▸ **Your goal**:
Your copy should contain exactly the lines from the one that holds "Parse this screenshot: output" through the end of the material, reproduced as written, with no pictures.

[Entries from a visual dataset]
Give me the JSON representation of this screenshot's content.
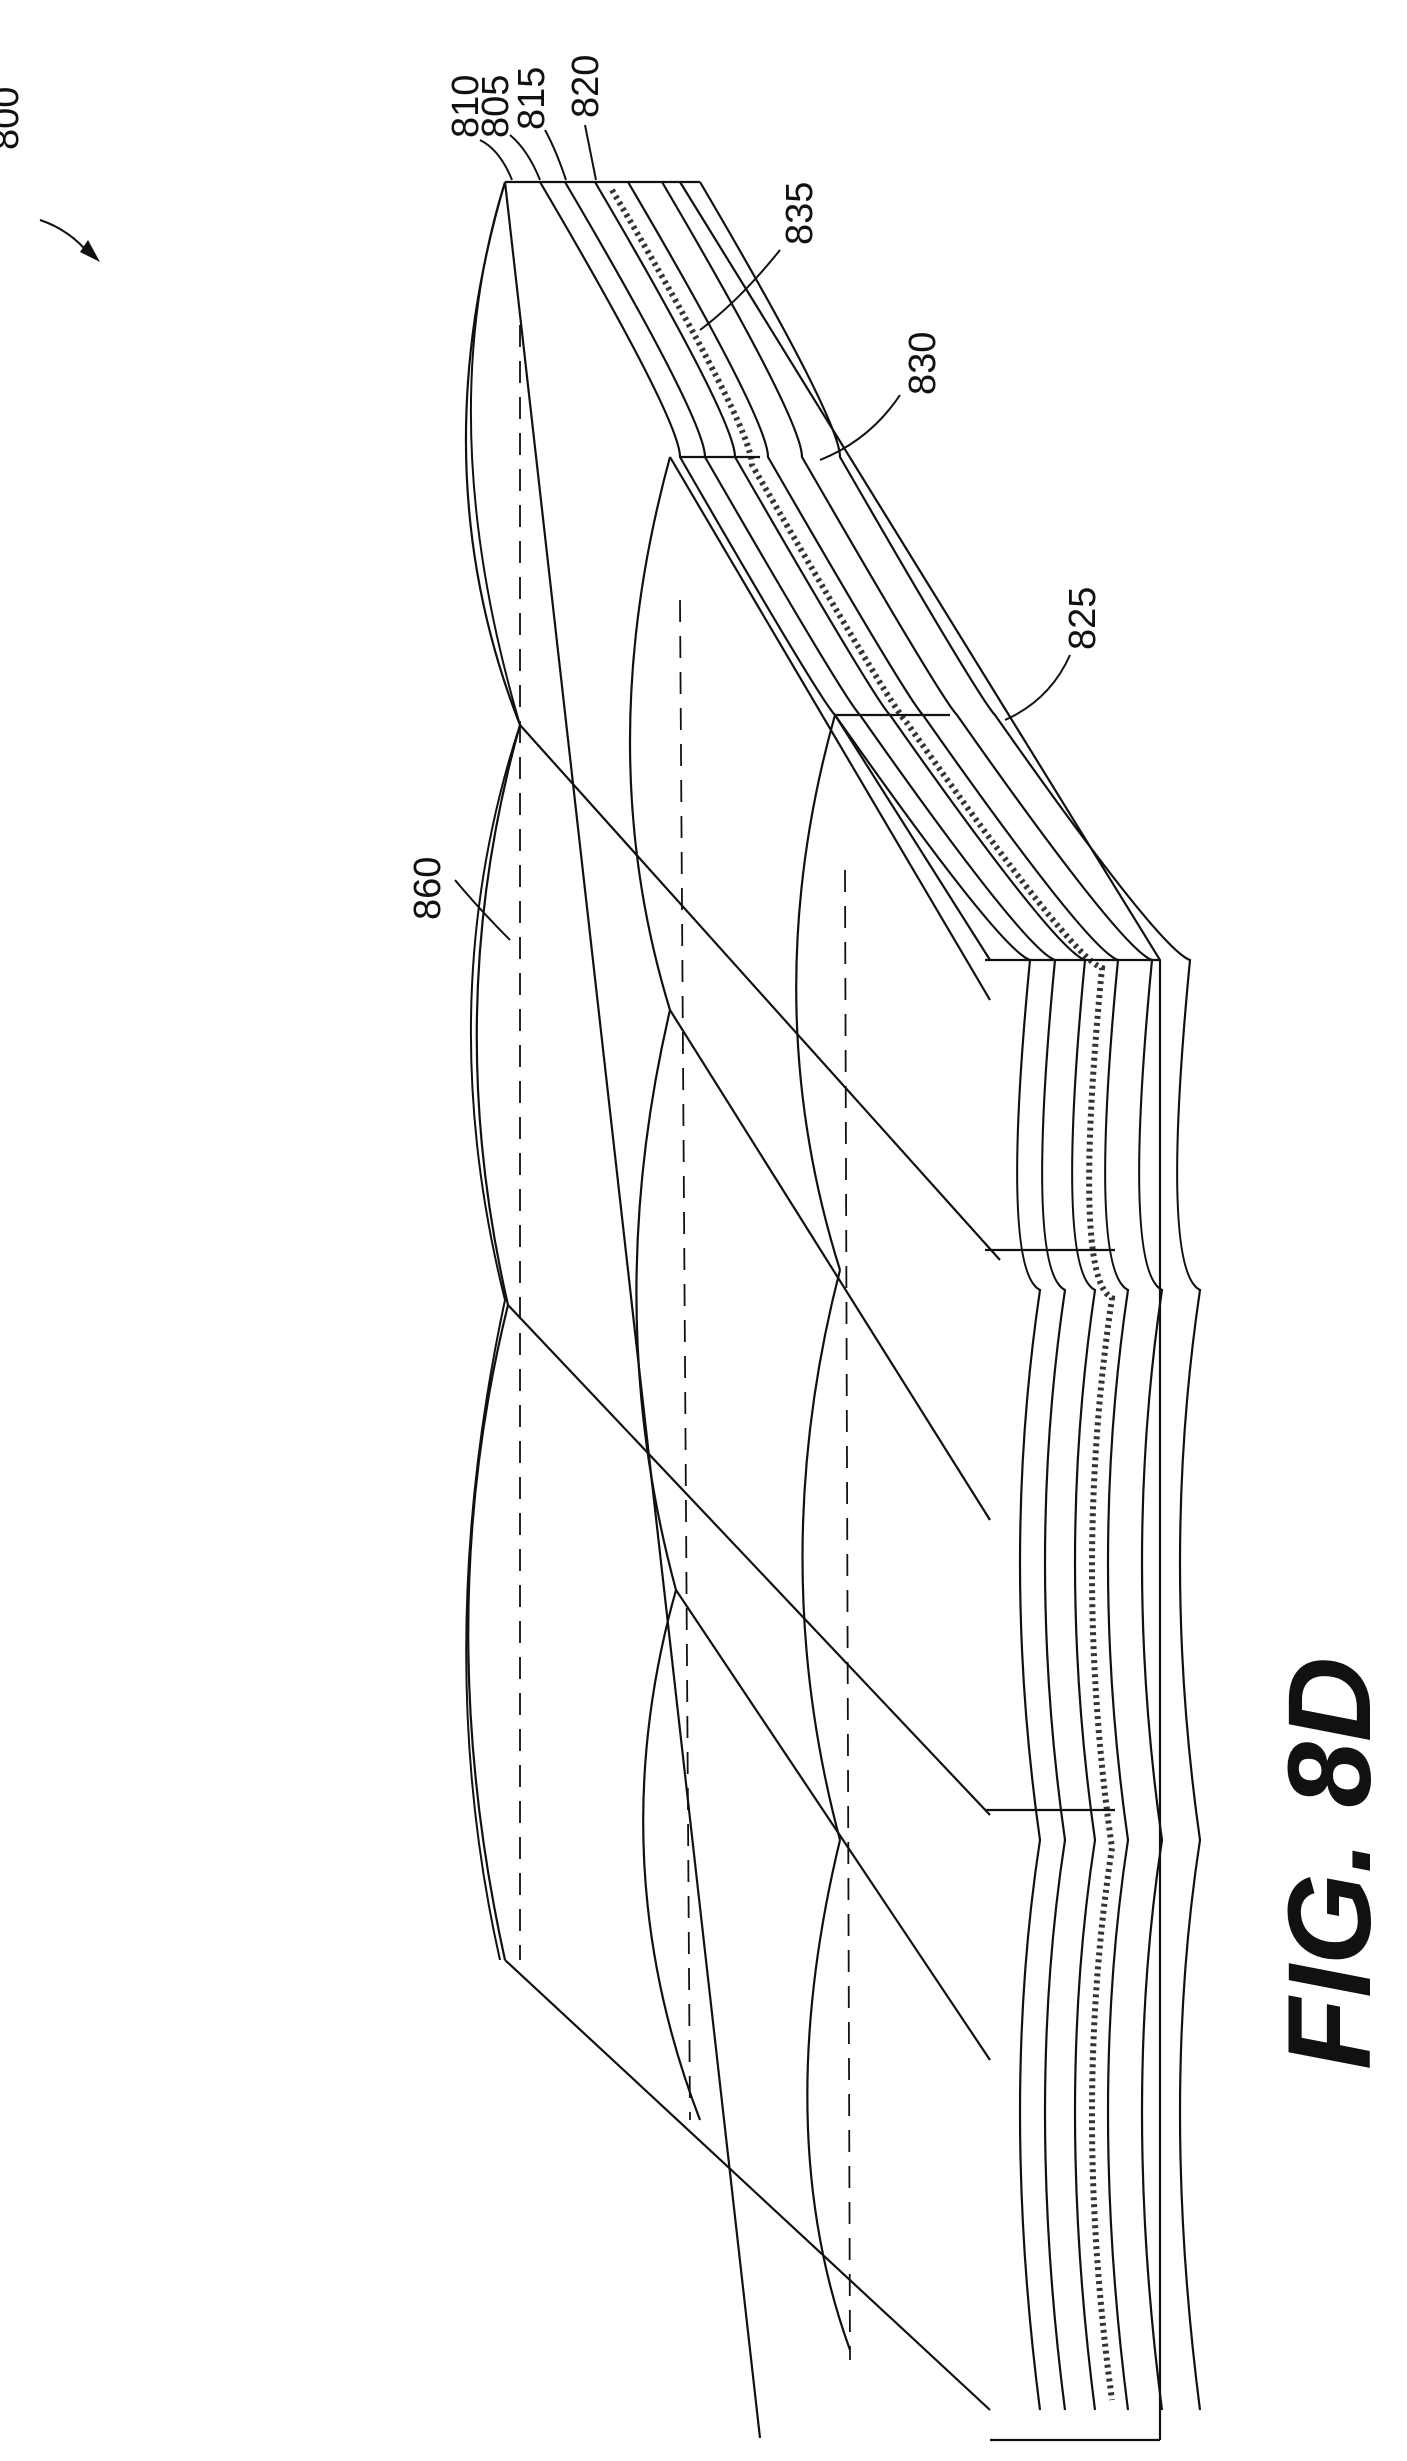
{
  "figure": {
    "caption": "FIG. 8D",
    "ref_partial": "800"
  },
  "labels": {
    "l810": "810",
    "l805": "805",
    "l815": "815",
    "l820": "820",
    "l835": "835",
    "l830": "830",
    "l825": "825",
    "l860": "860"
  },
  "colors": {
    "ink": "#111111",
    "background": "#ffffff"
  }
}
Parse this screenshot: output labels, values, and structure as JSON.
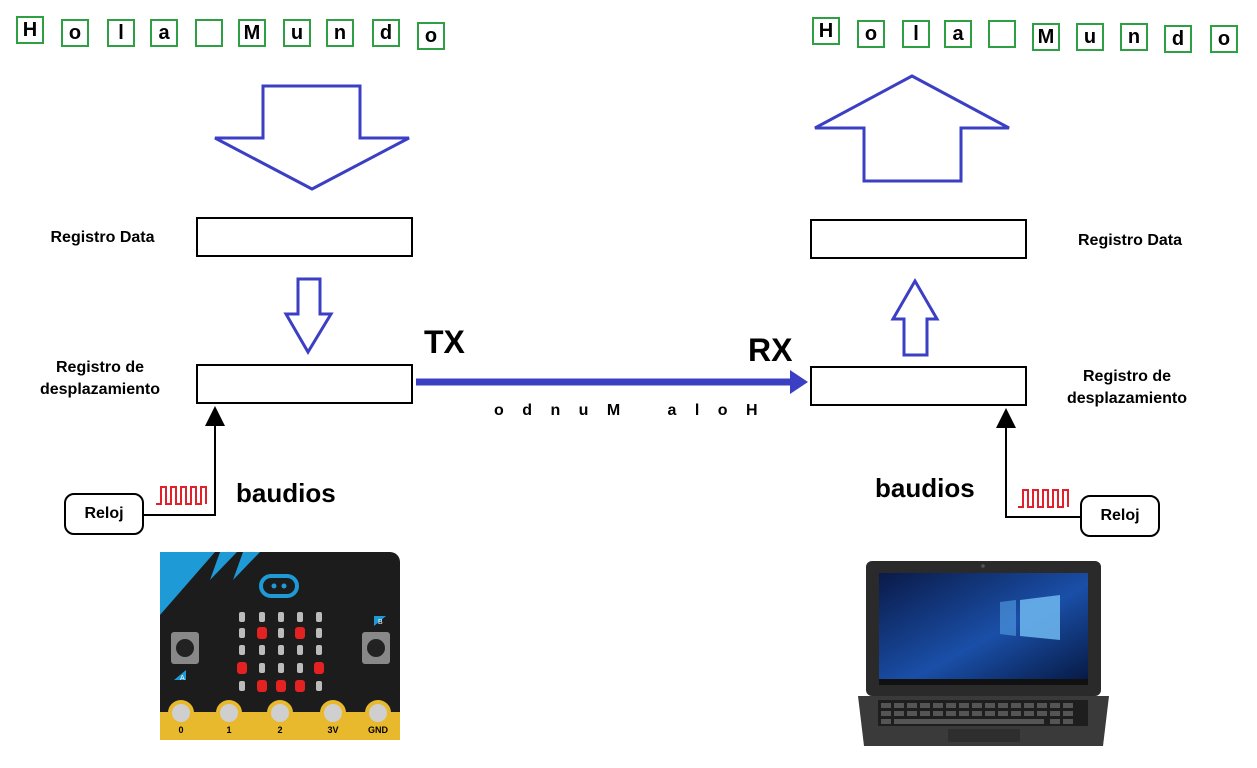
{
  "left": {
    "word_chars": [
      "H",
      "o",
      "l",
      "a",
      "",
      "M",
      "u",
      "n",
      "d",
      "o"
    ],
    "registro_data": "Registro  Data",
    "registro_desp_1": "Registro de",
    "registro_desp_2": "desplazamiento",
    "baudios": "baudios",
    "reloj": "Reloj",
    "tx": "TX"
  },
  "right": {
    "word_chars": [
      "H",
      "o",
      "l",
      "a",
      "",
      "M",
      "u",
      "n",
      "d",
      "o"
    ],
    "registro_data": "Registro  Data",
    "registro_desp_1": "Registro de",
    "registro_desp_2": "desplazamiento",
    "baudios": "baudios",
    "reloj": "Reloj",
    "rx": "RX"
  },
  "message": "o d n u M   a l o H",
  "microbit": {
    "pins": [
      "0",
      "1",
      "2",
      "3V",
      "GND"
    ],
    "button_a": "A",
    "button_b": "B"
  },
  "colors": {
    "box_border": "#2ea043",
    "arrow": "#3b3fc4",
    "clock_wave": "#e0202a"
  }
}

▸ **Exercise answer**:
Parse this screenshot: output labels, values, and structure as JSON.
{
  "left": {
    "word_chars": [
      "H",
      "o",
      "l",
      "a",
      "",
      "M",
      "u",
      "n",
      "d",
      "o"
    ],
    "registro_data": "Registro  Data",
    "registro_desp_1": "Registro de",
    "registro_desp_2": "desplazamiento",
    "baudios": "baudios",
    "reloj": "Reloj",
    "tx": "TX"
  },
  "right": {
    "word_chars": [
      "H",
      "o",
      "l",
      "a",
      "",
      "M",
      "u",
      "n",
      "d",
      "o"
    ],
    "registro_data": "Registro  Data",
    "registro_desp_1": "Registro de",
    "registro_desp_2": "desplazamiento",
    "baudios": "baudios",
    "reloj": "Reloj",
    "rx": "RX"
  },
  "message": "o d n u M   a l o H",
  "microbit": {
    "pins": [
      "0",
      "1",
      "2",
      "3V",
      "GND"
    ],
    "button_a": "A",
    "button_b": "B"
  },
  "colors": {
    "box_border": "#2ea043",
    "arrow": "#3b3fc4",
    "clock_wave": "#e0202a"
  }
}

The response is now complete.